====== DATASET ENTRIES
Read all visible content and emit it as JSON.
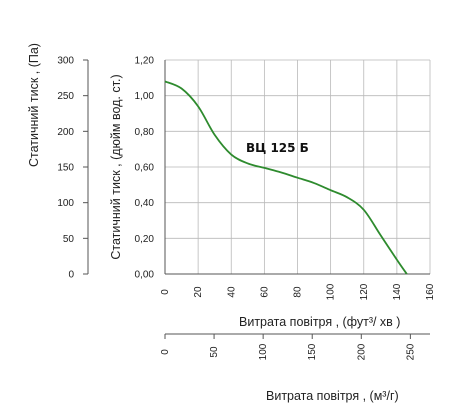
{
  "chart_data": {
    "type": "line",
    "series": [
      {
        "name": "ВЦ 125 Б",
        "color": "#2e8b2e",
        "x_cfm": [
          0,
          10,
          20,
          30,
          40,
          50,
          60,
          70,
          80,
          90,
          100,
          110,
          120,
          130,
          140,
          146
        ],
        "y_inwg": [
          1.08,
          1.04,
          0.94,
          0.78,
          0.67,
          0.62,
          0.595,
          0.57,
          0.54,
          0.51,
          0.47,
          0.43,
          0.36,
          0.22,
          0.08,
          0.0
        ]
      }
    ],
    "x_primary": {
      "label": "Витрата повітря , (фут³/ хв )",
      "ticks": [
        "0",
        "20",
        "40",
        "60",
        "80",
        "100",
        "120",
        "140",
        "160"
      ],
      "range": [
        0,
        160
      ]
    },
    "x_secondary": {
      "label": "Витрата повітря , (м³/г)",
      "ticks": [
        "0",
        "50",
        "100",
        "150",
        "200",
        "250"
      ],
      "range": [
        0,
        270
      ]
    },
    "y_primary": {
      "label": "Статичний тиск , (дюйм вод. ст.)",
      "ticks": [
        "0,00",
        "0,20",
        "0,40",
        "0,60",
        "0,80",
        "1,00",
        "1,20"
      ],
      "range": [
        0,
        1.2
      ]
    },
    "y_secondary": {
      "label": "Статичний тиск , (Па)",
      "ticks": [
        "0",
        "50",
        "100",
        "150",
        "200",
        "250",
        "300"
      ],
      "range": [
        0,
        300
      ]
    },
    "grid": true
  }
}
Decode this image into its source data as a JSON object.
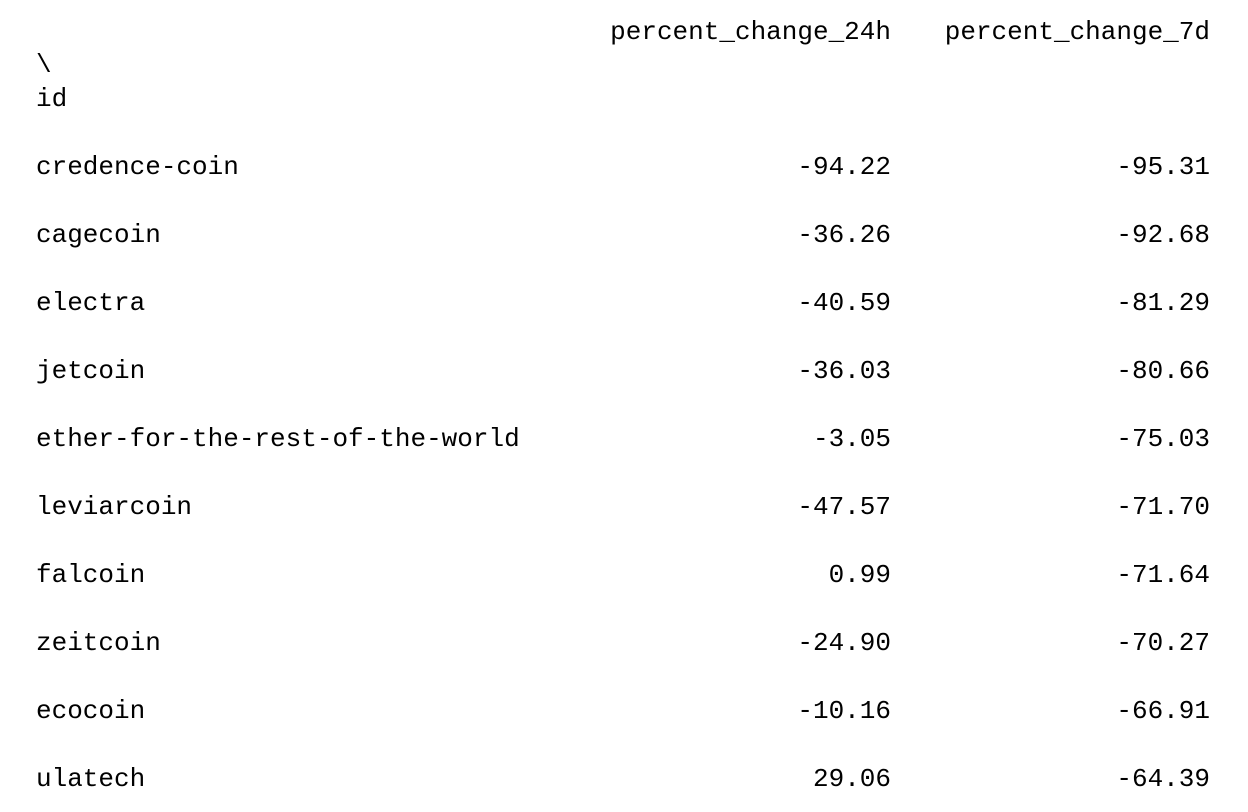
{
  "chart_data": {
    "type": "table",
    "index_label_top": "\\",
    "index_name": "id",
    "columns": [
      "percent_change_24h",
      "percent_change_7d"
    ],
    "rows": [
      {
        "id": "credence-coin",
        "percent_change_24h": "-94.22",
        "percent_change_7d": "-95.31"
      },
      {
        "id": "cagecoin",
        "percent_change_24h": "-36.26",
        "percent_change_7d": "-92.68"
      },
      {
        "id": "electra",
        "percent_change_24h": "-40.59",
        "percent_change_7d": "-81.29"
      },
      {
        "id": "jetcoin",
        "percent_change_24h": "-36.03",
        "percent_change_7d": "-80.66"
      },
      {
        "id": "ether-for-the-rest-of-the-world",
        "percent_change_24h": "-3.05",
        "percent_change_7d": "-75.03"
      },
      {
        "id": "leviarcoin",
        "percent_change_24h": "-47.57",
        "percent_change_7d": "-71.70"
      },
      {
        "id": "falcoin",
        "percent_change_24h": "0.99",
        "percent_change_7d": "-71.64"
      },
      {
        "id": "zeitcoin",
        "percent_change_24h": "-24.90",
        "percent_change_7d": "-70.27"
      },
      {
        "id": "ecocoin",
        "percent_change_24h": "-10.16",
        "percent_change_7d": "-66.91"
      },
      {
        "id": "ulatech",
        "percent_change_24h": "29.06",
        "percent_change_7d": "-64.39"
      }
    ]
  }
}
============
PROMPT
Reproduce all the entries that precede this task, word for word, minus any pictures.

WRITTEN RESPONSE
Read all visible content and emit it as JSON.
{
  "chart_data": {
    "type": "line",
    "series": [
      {
        "name": "ВЦ 125 Б",
        "color": "#2e8b2e",
        "x_cfm": [
          0,
          10,
          20,
          30,
          40,
          50,
          60,
          70,
          80,
          90,
          100,
          110,
          120,
          130,
          140,
          146
        ],
        "y_inwg": [
          1.08,
          1.04,
          0.94,
          0.78,
          0.67,
          0.62,
          0.595,
          0.57,
          0.54,
          0.51,
          0.47,
          0.43,
          0.36,
          0.22,
          0.08,
          0.0
        ]
      }
    ],
    "x_primary": {
      "label": "Витрата повітря , (фут³/ хв )",
      "ticks": [
        "0",
        "20",
        "40",
        "60",
        "80",
        "100",
        "120",
        "140",
        "160"
      ],
      "range": [
        0,
        160
      ]
    },
    "x_secondary": {
      "label": "Витрата повітря , (м³/г)",
      "ticks": [
        "0",
        "50",
        "100",
        "150",
        "200",
        "250"
      ],
      "range": [
        0,
        270
      ]
    },
    "y_primary": {
      "label": "Статичний тиск , (дюйм вод. ст.)",
      "ticks": [
        "0,00",
        "0,20",
        "0,40",
        "0,60",
        "0,80",
        "1,00",
        "1,20"
      ],
      "range": [
        0,
        1.2
      ]
    },
    "y_secondary": {
      "label": "Статичний тиск , (Па)",
      "ticks": [
        "0",
        "50",
        "100",
        "150",
        "200",
        "250",
        "300"
      ],
      "range": [
        0,
        300
      ]
    },
    "grid": true
  }
}
Decode this image into its source data as a JSON object.
{
  "chart_data": {
    "type": "table",
    "index_label_top": "\\",
    "index_name": "id",
    "columns": [
      "percent_change_24h",
      "percent_change_7d"
    ],
    "rows": [
      {
        "id": "credence-coin",
        "percent_change_24h": "-94.22",
        "percent_change_7d": "-95.31"
      },
      {
        "id": "cagecoin",
        "percent_change_24h": "-36.26",
        "percent_change_7d": "-92.68"
      },
      {
        "id": "electra",
        "percent_change_24h": "-40.59",
        "percent_change_7d": "-81.29"
      },
      {
        "id": "jetcoin",
        "percent_change_24h": "-36.03",
        "percent_change_7d": "-80.66"
      },
      {
        "id": "ether-for-the-rest-of-the-world",
        "percent_change_24h": "-3.05",
        "percent_change_7d": "-75.03"
      },
      {
        "id": "leviarcoin",
        "percent_change_24h": "-47.57",
        "percent_change_7d": "-71.70"
      },
      {
        "id": "falcoin",
        "percent_change_24h": "0.99",
        "percent_change_7d": "-71.64"
      },
      {
        "id": "zeitcoin",
        "percent_change_24h": "-24.90",
        "percent_change_7d": "-70.27"
      },
      {
        "id": "ecocoin",
        "percent_change_24h": "-10.16",
        "percent_change_7d": "-66.91"
      },
      {
        "id": "ulatech",
        "percent_change_24h": "29.06",
        "percent_change_7d": "-64.39"
      }
    ]
  }
}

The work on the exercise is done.